**MATERIAL PROVIDED**
-- Start --
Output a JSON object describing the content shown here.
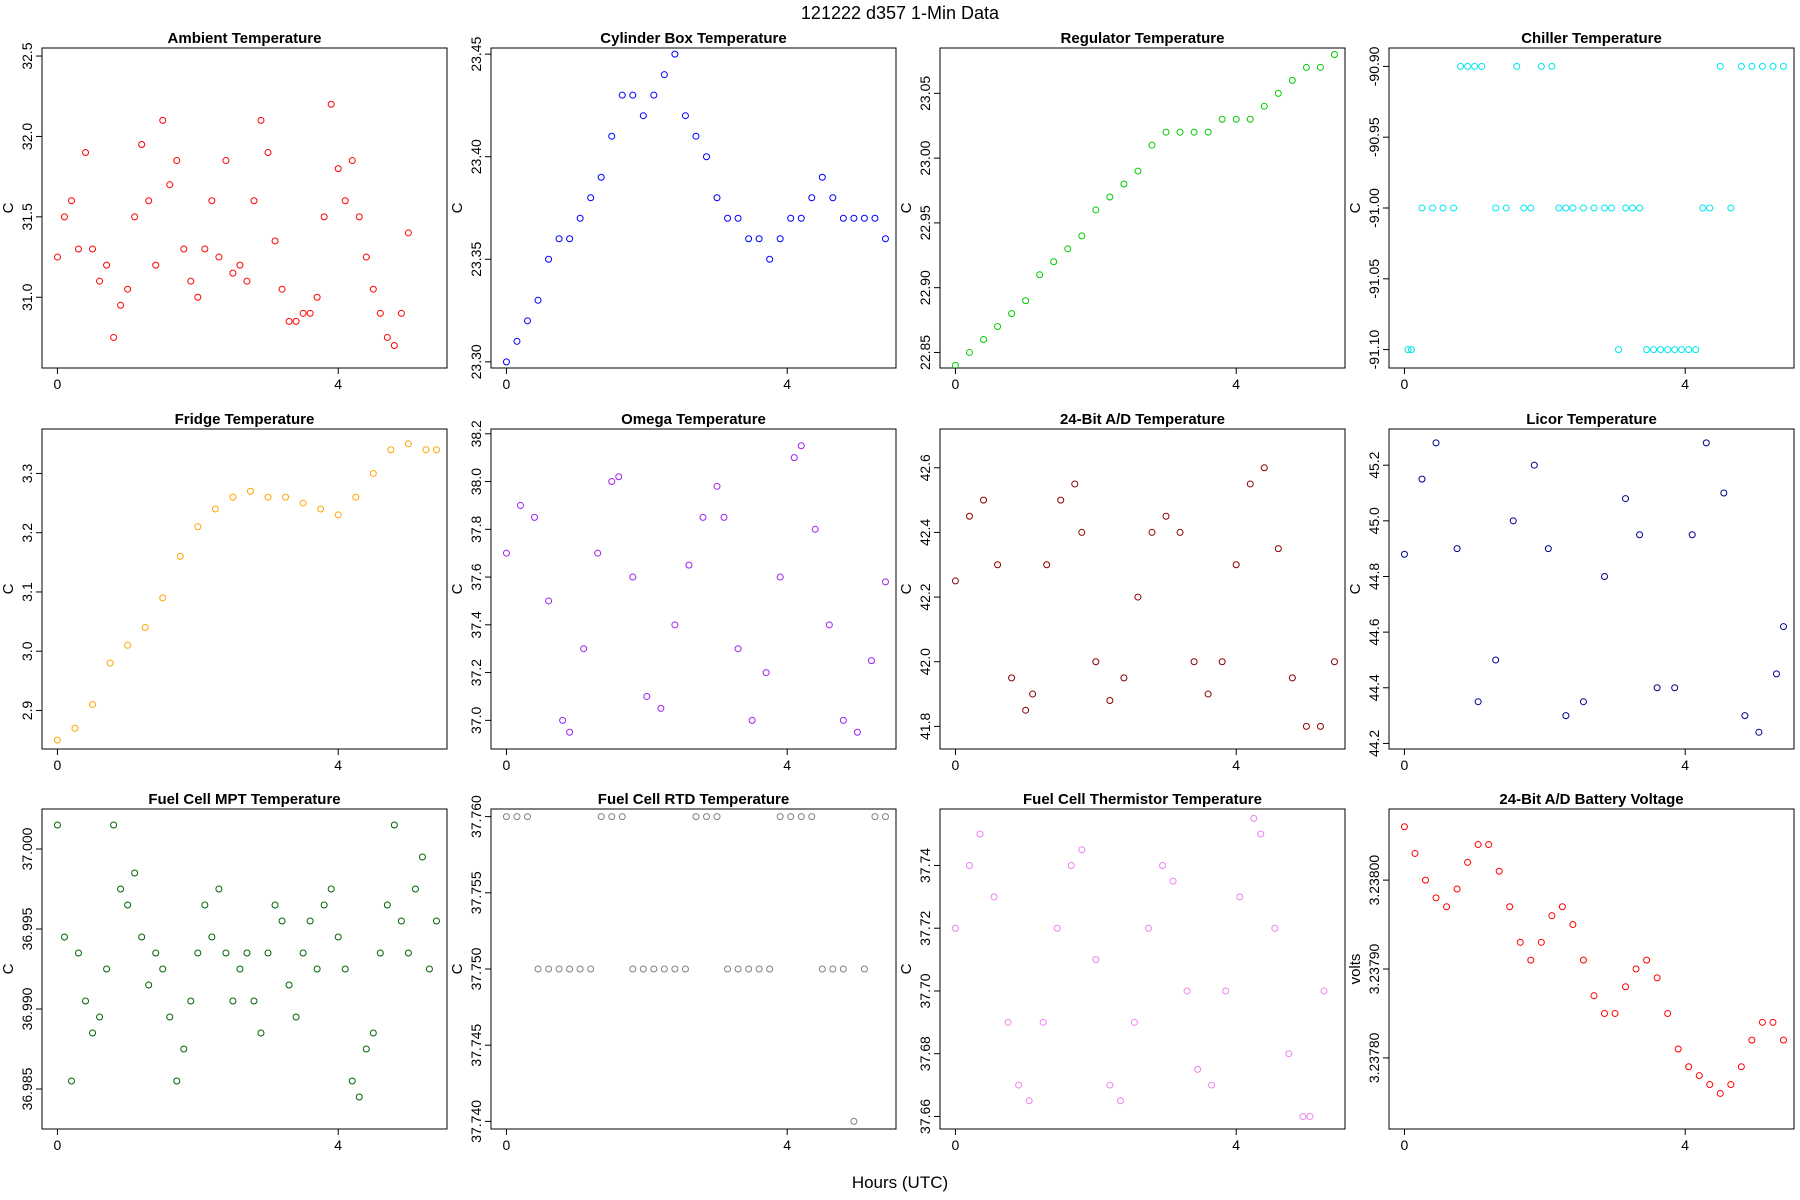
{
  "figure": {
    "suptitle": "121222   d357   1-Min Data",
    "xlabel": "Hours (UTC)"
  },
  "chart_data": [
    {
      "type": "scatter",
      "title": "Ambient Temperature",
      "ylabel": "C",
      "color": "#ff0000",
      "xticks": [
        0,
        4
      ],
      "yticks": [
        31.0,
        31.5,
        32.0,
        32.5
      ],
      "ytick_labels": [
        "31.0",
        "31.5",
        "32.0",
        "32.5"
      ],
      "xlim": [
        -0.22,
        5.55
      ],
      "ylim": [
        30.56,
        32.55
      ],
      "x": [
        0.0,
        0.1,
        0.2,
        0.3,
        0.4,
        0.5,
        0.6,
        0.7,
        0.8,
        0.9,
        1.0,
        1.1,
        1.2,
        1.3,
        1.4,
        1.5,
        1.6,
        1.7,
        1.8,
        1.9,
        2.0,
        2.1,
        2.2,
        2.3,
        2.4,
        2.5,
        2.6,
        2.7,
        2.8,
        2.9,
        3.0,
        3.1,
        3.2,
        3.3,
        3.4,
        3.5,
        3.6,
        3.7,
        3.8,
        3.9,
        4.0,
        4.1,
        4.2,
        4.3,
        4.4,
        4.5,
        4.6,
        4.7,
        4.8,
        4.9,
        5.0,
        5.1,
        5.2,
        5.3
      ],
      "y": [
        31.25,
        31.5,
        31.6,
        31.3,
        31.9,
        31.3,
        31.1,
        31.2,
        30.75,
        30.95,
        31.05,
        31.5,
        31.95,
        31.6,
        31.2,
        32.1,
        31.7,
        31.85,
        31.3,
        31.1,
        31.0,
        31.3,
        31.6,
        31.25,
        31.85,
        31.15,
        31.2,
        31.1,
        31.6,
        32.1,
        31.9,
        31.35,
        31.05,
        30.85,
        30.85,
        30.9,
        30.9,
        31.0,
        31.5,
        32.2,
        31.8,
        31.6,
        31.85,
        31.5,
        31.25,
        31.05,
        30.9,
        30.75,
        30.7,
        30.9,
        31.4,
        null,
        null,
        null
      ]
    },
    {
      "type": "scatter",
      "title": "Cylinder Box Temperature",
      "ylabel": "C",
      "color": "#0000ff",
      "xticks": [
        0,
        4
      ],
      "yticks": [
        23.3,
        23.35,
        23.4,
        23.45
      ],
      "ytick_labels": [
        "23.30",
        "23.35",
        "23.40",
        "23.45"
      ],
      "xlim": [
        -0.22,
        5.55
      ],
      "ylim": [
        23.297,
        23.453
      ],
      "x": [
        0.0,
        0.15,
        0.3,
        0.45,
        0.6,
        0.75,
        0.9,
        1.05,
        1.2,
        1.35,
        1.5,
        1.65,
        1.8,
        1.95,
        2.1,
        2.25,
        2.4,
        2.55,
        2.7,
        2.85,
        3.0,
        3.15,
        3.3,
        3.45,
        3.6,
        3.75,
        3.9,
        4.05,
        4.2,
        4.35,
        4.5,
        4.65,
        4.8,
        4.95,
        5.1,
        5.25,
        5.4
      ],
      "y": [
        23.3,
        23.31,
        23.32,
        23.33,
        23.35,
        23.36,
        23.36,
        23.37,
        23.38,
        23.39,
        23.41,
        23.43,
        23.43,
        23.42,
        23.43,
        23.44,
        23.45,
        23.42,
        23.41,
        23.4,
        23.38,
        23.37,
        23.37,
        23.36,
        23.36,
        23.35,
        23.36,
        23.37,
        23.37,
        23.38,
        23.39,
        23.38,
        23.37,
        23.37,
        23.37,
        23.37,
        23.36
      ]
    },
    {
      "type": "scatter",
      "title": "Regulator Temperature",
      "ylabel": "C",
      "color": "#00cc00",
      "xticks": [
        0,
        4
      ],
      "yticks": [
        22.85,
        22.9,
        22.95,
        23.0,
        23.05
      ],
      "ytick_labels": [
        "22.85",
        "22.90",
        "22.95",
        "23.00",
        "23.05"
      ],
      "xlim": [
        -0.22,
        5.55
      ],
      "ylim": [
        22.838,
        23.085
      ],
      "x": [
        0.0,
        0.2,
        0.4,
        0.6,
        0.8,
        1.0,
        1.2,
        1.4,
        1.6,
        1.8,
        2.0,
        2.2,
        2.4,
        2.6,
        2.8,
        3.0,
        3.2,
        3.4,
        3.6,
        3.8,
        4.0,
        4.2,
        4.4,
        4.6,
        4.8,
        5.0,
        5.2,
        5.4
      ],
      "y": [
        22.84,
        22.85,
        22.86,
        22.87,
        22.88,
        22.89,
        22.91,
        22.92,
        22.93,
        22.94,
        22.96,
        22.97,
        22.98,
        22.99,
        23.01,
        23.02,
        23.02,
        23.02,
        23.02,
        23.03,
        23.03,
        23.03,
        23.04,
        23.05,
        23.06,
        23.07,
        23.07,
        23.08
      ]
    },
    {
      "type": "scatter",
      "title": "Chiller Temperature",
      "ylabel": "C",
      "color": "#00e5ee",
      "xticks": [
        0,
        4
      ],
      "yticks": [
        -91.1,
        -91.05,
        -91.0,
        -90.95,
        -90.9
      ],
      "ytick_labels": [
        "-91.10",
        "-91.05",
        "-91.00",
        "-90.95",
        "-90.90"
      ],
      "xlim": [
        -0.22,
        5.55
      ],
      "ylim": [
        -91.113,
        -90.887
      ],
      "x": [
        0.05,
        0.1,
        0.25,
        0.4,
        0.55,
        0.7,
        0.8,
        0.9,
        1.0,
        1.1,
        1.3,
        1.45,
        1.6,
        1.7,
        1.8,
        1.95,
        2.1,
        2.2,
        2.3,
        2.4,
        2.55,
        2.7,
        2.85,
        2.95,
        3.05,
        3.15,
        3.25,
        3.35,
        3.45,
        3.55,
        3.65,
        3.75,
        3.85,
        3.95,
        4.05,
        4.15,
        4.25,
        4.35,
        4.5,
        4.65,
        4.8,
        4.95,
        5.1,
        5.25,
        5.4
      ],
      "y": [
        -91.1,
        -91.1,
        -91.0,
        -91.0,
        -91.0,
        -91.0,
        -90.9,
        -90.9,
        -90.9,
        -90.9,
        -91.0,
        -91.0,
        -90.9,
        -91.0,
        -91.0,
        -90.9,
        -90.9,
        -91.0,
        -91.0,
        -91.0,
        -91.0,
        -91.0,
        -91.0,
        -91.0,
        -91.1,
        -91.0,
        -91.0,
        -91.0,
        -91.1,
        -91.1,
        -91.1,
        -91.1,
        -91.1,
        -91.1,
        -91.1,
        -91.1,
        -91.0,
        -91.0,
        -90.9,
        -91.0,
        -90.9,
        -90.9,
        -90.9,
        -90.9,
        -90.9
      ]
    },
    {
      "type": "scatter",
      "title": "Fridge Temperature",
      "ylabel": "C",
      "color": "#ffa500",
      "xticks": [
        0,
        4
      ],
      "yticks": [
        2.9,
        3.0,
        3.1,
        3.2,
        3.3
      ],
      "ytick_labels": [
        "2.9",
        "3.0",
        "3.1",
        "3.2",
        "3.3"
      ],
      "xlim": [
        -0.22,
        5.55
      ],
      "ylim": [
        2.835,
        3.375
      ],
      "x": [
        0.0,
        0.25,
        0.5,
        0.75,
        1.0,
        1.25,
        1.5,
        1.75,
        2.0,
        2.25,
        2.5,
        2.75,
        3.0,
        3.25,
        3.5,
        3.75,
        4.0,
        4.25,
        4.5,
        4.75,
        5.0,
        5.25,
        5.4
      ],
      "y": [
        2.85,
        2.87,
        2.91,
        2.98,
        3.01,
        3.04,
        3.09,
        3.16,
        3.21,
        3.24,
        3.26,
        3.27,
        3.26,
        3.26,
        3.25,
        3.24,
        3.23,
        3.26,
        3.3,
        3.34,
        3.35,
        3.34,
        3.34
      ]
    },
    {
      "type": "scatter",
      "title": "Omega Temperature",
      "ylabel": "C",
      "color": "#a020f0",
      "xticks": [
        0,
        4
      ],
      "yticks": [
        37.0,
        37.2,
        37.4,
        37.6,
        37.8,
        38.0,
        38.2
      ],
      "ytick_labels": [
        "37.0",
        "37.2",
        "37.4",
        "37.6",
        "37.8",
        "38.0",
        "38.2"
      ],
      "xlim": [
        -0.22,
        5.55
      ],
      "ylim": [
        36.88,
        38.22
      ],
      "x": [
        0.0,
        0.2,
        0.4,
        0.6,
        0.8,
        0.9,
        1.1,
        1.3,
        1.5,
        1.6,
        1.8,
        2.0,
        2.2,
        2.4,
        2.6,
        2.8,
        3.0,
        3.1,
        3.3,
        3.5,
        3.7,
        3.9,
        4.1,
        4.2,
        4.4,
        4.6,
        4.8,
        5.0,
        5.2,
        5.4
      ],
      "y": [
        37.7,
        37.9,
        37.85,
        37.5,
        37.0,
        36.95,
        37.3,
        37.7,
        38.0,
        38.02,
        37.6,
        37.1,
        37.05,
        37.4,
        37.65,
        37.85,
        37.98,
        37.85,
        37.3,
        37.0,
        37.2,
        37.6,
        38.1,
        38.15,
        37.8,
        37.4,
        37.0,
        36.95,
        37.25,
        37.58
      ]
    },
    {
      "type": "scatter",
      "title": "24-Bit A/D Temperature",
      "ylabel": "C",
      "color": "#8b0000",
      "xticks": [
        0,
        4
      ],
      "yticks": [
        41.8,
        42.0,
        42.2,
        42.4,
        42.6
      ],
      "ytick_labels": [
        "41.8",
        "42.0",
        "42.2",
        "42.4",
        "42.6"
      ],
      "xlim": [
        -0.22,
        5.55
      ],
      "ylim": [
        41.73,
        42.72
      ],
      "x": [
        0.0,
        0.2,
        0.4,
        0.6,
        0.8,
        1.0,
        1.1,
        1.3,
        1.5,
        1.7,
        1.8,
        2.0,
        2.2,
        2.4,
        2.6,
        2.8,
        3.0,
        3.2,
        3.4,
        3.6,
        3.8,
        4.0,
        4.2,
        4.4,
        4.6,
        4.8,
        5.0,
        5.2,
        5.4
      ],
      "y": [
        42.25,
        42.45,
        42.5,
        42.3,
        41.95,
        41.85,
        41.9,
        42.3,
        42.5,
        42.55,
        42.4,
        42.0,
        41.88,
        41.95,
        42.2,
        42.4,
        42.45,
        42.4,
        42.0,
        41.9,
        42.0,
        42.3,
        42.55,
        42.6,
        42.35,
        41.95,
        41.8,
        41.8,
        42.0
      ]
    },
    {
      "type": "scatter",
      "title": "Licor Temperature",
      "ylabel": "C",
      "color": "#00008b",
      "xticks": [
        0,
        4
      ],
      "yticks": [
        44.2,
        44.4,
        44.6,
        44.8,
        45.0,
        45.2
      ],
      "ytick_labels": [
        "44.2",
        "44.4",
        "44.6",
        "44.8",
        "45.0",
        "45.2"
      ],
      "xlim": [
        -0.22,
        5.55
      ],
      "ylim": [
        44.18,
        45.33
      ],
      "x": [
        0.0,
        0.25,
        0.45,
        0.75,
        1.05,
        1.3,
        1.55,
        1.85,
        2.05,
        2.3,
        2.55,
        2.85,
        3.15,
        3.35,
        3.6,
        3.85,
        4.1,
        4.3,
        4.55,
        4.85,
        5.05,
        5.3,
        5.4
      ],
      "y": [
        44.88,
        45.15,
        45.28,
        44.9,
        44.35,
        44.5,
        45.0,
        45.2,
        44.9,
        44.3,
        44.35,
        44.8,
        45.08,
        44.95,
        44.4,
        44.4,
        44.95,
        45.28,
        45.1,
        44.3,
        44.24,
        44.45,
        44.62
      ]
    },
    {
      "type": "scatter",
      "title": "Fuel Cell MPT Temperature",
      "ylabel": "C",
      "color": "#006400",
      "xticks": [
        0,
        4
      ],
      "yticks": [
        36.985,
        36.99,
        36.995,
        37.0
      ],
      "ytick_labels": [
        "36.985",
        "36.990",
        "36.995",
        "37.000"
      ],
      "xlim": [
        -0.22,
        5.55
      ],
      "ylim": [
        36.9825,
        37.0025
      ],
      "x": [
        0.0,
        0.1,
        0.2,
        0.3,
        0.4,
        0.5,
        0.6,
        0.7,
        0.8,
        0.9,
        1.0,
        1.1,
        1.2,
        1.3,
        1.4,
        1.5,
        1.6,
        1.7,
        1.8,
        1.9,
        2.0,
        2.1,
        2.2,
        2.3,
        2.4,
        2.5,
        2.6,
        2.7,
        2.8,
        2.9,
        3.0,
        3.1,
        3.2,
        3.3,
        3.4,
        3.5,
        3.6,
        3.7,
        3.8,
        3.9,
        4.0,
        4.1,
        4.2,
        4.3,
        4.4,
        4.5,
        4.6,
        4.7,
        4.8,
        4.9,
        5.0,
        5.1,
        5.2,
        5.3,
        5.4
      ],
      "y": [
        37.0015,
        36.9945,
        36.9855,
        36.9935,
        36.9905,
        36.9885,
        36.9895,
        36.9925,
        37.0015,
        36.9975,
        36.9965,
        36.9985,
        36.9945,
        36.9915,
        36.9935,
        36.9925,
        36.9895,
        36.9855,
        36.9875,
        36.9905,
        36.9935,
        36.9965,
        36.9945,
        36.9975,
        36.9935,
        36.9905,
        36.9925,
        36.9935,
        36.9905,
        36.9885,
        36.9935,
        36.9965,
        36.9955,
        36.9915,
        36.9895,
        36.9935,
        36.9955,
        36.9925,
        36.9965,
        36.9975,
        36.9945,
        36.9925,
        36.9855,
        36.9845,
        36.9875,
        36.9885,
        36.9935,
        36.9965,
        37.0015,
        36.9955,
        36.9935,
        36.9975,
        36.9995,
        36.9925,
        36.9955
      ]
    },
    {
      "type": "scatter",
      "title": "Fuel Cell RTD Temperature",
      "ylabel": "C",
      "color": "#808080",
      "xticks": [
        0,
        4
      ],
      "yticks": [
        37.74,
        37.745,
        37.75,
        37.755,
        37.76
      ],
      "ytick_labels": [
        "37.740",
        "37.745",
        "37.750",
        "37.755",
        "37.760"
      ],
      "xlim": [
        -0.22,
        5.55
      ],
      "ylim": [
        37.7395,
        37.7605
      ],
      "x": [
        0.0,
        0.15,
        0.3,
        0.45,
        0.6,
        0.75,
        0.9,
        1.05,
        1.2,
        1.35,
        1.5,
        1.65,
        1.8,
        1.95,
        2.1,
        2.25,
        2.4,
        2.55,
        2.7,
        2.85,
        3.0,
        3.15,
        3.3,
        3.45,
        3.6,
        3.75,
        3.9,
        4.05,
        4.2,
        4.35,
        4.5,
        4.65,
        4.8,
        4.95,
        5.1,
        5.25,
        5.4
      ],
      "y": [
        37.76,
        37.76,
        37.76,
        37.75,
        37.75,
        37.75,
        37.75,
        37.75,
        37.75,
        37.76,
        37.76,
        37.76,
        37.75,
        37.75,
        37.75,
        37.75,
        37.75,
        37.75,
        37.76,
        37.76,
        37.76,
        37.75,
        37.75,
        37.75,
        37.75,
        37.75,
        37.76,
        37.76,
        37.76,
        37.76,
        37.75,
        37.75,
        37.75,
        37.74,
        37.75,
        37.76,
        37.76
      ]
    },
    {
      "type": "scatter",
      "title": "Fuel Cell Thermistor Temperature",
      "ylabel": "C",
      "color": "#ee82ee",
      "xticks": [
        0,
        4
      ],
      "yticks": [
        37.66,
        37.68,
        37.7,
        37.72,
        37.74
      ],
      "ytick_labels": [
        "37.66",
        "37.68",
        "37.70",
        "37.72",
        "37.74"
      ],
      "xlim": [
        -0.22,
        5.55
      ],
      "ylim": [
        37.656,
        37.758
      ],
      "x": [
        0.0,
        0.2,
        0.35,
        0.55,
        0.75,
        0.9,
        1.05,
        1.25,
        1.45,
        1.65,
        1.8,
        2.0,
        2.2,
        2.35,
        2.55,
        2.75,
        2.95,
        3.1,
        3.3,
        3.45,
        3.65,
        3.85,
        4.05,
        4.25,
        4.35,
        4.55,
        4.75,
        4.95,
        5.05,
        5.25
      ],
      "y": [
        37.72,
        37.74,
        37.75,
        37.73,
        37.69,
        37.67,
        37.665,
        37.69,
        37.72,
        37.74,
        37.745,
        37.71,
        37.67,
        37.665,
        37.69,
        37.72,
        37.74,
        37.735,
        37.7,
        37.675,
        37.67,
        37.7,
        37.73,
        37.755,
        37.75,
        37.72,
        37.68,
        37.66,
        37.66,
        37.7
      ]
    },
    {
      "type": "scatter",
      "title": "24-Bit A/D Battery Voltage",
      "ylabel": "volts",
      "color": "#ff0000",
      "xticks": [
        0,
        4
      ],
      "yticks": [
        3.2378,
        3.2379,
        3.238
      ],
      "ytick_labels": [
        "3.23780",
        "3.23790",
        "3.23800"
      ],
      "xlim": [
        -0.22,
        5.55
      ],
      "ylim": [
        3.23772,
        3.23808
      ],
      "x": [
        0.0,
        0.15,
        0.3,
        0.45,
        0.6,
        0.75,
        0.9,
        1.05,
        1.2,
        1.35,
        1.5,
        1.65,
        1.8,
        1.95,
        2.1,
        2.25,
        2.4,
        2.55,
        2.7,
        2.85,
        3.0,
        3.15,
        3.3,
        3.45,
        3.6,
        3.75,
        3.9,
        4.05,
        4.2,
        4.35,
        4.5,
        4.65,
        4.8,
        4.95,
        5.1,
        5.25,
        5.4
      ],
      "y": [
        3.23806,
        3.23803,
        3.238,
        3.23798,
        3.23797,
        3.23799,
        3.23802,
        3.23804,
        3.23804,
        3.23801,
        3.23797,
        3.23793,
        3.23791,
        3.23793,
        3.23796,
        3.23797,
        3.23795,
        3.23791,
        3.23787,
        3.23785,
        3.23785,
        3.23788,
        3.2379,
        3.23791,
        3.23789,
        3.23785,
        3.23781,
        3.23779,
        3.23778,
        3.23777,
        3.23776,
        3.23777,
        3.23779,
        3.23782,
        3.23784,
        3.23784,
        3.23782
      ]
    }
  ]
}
-- End --
**YOUR TASK**
Reproduce each line of the entries in which the word "Fuel" is found.

**TASK OUTPUT**
      "title": "Fuel Cell MPT Temperature",
      "title": "Fuel Cell RTD Temperature",
      "title": "Fuel Cell Thermistor Temperature",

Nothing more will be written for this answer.